Figure content listings:
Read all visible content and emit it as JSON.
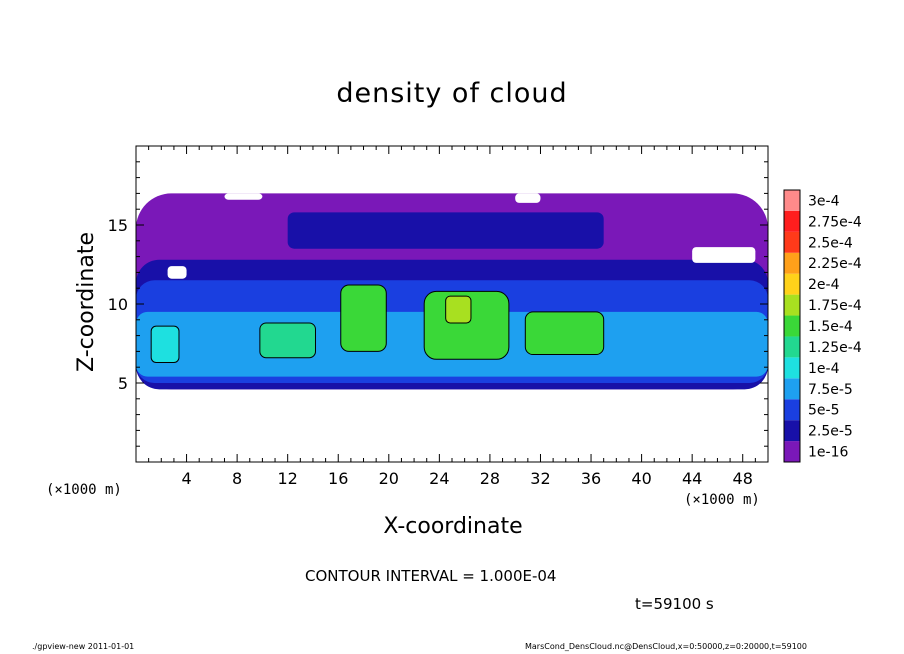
{
  "chart_data": {
    "type": "heatmap",
    "title": "density of cloud",
    "xlabel": "X-coordinate",
    "ylabel": "Z-coordinate",
    "x_unit": "(×1000 m)",
    "y_unit": "(×1000 m)",
    "xlim": [
      0,
      50
    ],
    "ylim": [
      0,
      20
    ],
    "x_ticks": [
      "4",
      "8",
      "12",
      "16",
      "20",
      "24",
      "28",
      "32",
      "36",
      "40",
      "44",
      "48"
    ],
    "y_ticks": [
      "5",
      "10",
      "15"
    ],
    "colorbar": {
      "labels": [
        "1e-16",
        "2.5e-5",
        "5e-5",
        "7.5e-5",
        "1e-4",
        "1.25e-4",
        "1.5e-4",
        "1.75e-4",
        "2e-4",
        "2.25e-4",
        "2.5e-4",
        "2.75e-4",
        "3e-4"
      ],
      "colors": [
        "#7a18b8",
        "#1810a8",
        "#1a3fe0",
        "#1ea0f0",
        "#1ee0e0",
        "#22d890",
        "#3ad838",
        "#a8e020",
        "#ffd21a",
        "#ffa01a",
        "#ff3a1a",
        "#ff1e1e",
        "#ff8a8a"
      ]
    },
    "regions": [
      {
        "level": 0,
        "x": [
          0,
          50
        ],
        "z": [
          4.6,
          17
        ]
      },
      {
        "level": 1,
        "x": [
          0,
          50
        ],
        "z": [
          4.6,
          12.8
        ]
      },
      {
        "level": 1,
        "x": [
          12,
          37
        ],
        "z": [
          13.5,
          15.8
        ]
      },
      {
        "level": 2,
        "x": [
          0,
          50
        ],
        "z": [
          5.0,
          11.5
        ]
      },
      {
        "level": 3,
        "x": [
          0,
          50
        ],
        "z": [
          5.4,
          9.5
        ]
      },
      {
        "level": 4,
        "x": [
          1.2,
          3.4
        ],
        "z": [
          6.3,
          8.6
        ]
      },
      {
        "level": 5,
        "x": [
          9.8,
          14.2
        ],
        "z": [
          6.6,
          8.8
        ]
      },
      {
        "level": 6,
        "x": [
          16.2,
          19.8
        ],
        "z": [
          7.0,
          11.2
        ]
      },
      {
        "level": 6,
        "x": [
          22.8,
          29.5
        ],
        "z": [
          6.5,
          10.8
        ]
      },
      {
        "level": 6,
        "x": [
          30.8,
          37.0
        ],
        "z": [
          6.8,
          9.5
        ]
      },
      {
        "level": 7,
        "x": [
          24.5,
          26.5
        ],
        "z": [
          8.8,
          10.5
        ]
      }
    ]
  },
  "contour_interval": "CONTOUR INTERVAL = 1.000E-04",
  "time": "t=59100 s",
  "footer_left": "./gpview-new   2011-01-01",
  "footer_right": "MarsCond_DensCloud.nc@DensCloud,x=0:50000,z=0:20000,t=59100"
}
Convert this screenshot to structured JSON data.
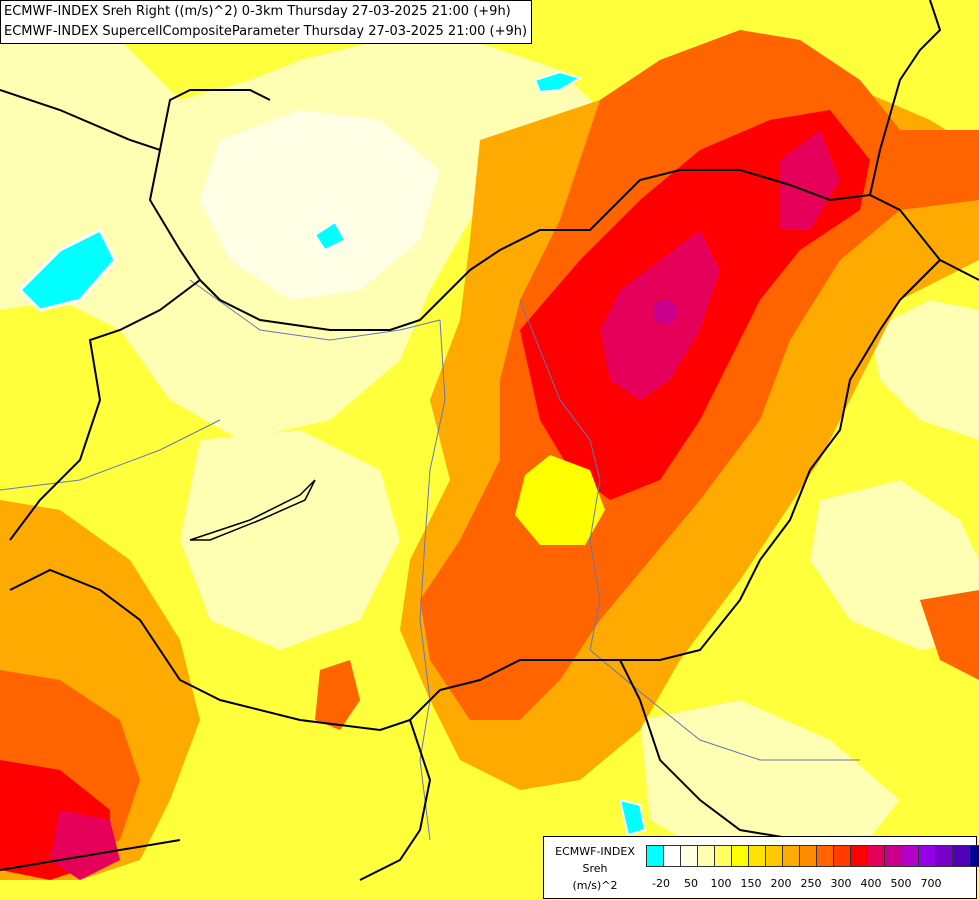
{
  "header": {
    "line1": "ECMWF-INDEX Sreh Right ((m/s)^2) 0-3km Thursday 27-03-2025 21:00 (+9h)",
    "line2": "ECMWF-INDEX SupercellCompositeParameter Thursday 27-03-2025 21:00 (+9h)"
  },
  "legend": {
    "title_line1": "ECMWF-INDEX",
    "title_line2": "Sreh",
    "title_line3": "(m/s)^2",
    "colors": [
      "#00ffff",
      "#ffffff",
      "#ffffe6",
      "#ffffb4",
      "#ffff64",
      "#ffff00",
      "#ffe100",
      "#ffc800",
      "#ffaa00",
      "#ff8c00",
      "#ff6400",
      "#ff3c00",
      "#ff0000",
      "#e6005a",
      "#c8008c",
      "#b400c8",
      "#9600e6",
      "#7800c8",
      "#5000b4",
      "#000096"
    ],
    "ticks": [
      "-20",
      "50",
      "100",
      "150",
      "200",
      "250",
      "300",
      "400",
      "500",
      "700"
    ],
    "tick_color_index": [
      0,
      2,
      4,
      6,
      8,
      10,
      12,
      14,
      16,
      18
    ]
  }
}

### EXERCISE TASK
Set the data above down again exactly as given, with no pictures.

### THE SOLUTION
Read all visible content and emit it as JSON.
{
  "chart_data": {
    "type": "heatmap",
    "title": "density of cloud",
    "xlabel": "X-coordinate",
    "ylabel": "Z-coordinate",
    "x_unit": "(×1000 m)",
    "y_unit": "(×1000 m)",
    "xlim": [
      0,
      50
    ],
    "ylim": [
      0,
      20
    ],
    "x_ticks": [
      "4",
      "8",
      "12",
      "16",
      "20",
      "24",
      "28",
      "32",
      "36",
      "40",
      "44",
      "48"
    ],
    "y_ticks": [
      "5",
      "10",
      "15"
    ],
    "colorbar": {
      "labels": [
        "1e-16",
        "2.5e-5",
        "5e-5",
        "7.5e-5",
        "1e-4",
        "1.25e-4",
        "1.5e-4",
        "1.75e-4",
        "2e-4",
        "2.25e-4",
        "2.5e-4",
        "2.75e-4",
        "3e-4"
      ],
      "colors": [
        "#7a18b8",
        "#1810a8",
        "#1a3fe0",
        "#1ea0f0",
        "#1ee0e0",
        "#22d890",
        "#3ad838",
        "#a8e020",
        "#ffd21a",
        "#ffa01a",
        "#ff3a1a",
        "#ff1e1e",
        "#ff8a8a"
      ]
    },
    "regions": [
      {
        "level": 0,
        "x": [
          0,
          50
        ],
        "z": [
          4.6,
          17
        ]
      },
      {
        "level": 1,
        "x": [
          0,
          50
        ],
        "z": [
          4.6,
          12.8
        ]
      },
      {
        "level": 1,
        "x": [
          12,
          37
        ],
        "z": [
          13.5,
          15.8
        ]
      },
      {
        "level": 2,
        "x": [
          0,
          50
        ],
        "z": [
          5.0,
          11.5
        ]
      },
      {
        "level": 3,
        "x": [
          0,
          50
        ],
        "z": [
          5.4,
          9.5
        ]
      },
      {
        "level": 4,
        "x": [
          1.2,
          3.4
        ],
        "z": [
          6.3,
          8.6
        ]
      },
      {
        "level": 5,
        "x": [
          9.8,
          14.2
        ],
        "z": [
          6.6,
          8.8
        ]
      },
      {
        "level": 6,
        "x": [
          16.2,
          19.8
        ],
        "z": [
          7.0,
          11.2
        ]
      },
      {
        "level": 6,
        "x": [
          22.8,
          29.5
        ],
        "z": [
          6.5,
          10.8
        ]
      },
      {
        "level": 6,
        "x": [
          30.8,
          37.0
        ],
        "z": [
          6.8,
          9.5
        ]
      },
      {
        "level": 7,
        "x": [
          24.5,
          26.5
        ],
        "z": [
          8.8,
          10.5
        ]
      }
    ]
  },
  "contour_interval": "CONTOUR INTERVAL = 1.000E-04",
  "time": "t=59100 s",
  "footer_left": "./gpview-new   2011-01-01",
  "footer_right": "MarsCond_DensCloud.nc@DensCloud,x=0:50000,z=0:20000,t=59100"
}
Convert this screenshot to structured JSON data.
{
  "header": {
    "line1": "ECMWF-INDEX Sreh Right ((m/s)^2) 0-3km Thursday 27-03-2025 21:00 (+9h)",
    "line2": "ECMWF-INDEX SupercellCompositeParameter Thursday 27-03-2025 21:00 (+9h)"
  },
  "legend": {
    "title_line1": "ECMWF-INDEX",
    "title_line2": "Sreh",
    "title_line3": "(m/s)^2",
    "colors": [
      "#00ffff",
      "#ffffff",
      "#ffffe6",
      "#ffffb4",
      "#ffff64",
      "#ffff00",
      "#ffe100",
      "#ffc800",
      "#ffaa00",
      "#ff8c00",
      "#ff6400",
      "#ff3c00",
      "#ff0000",
      "#e6005a",
      "#c8008c",
      "#b400c8",
      "#9600e6",
      "#7800c8",
      "#5000b4",
      "#000096"
    ],
    "ticks": [
      "-20",
      "50",
      "100",
      "150",
      "200",
      "250",
      "300",
      "400",
      "500",
      "700"
    ],
    "tick_color_index": [
      0,
      2,
      4,
      6,
      8,
      10,
      12,
      14,
      16,
      18
    ]
  }
}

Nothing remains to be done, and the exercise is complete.